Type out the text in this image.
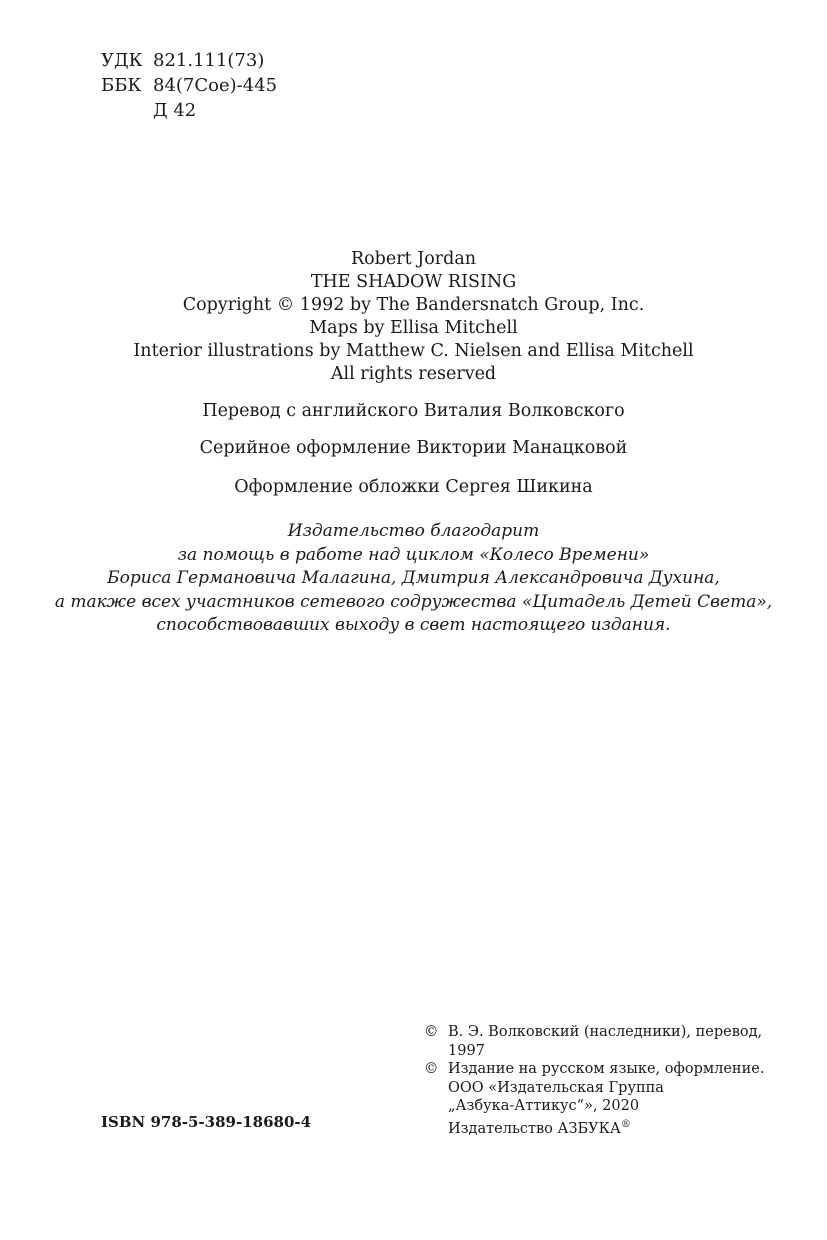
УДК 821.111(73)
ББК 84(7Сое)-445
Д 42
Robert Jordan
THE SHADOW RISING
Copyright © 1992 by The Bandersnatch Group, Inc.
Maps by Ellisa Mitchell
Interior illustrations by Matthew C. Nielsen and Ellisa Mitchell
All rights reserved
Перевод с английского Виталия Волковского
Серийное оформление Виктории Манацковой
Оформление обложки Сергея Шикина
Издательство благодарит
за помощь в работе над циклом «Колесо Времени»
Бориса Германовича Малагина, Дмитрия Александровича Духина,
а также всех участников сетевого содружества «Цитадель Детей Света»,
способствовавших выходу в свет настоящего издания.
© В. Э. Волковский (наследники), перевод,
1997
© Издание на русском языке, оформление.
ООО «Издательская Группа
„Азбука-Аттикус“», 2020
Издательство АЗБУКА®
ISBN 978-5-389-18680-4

■ **Problem statement**:
Search the records above for "Ellisa". Copy each line where it is found.

■ **Full output**:
Maps by Ellisa Mitchell
Interior illustrations by Matthew C. Nielsen and Ellisa Mitchell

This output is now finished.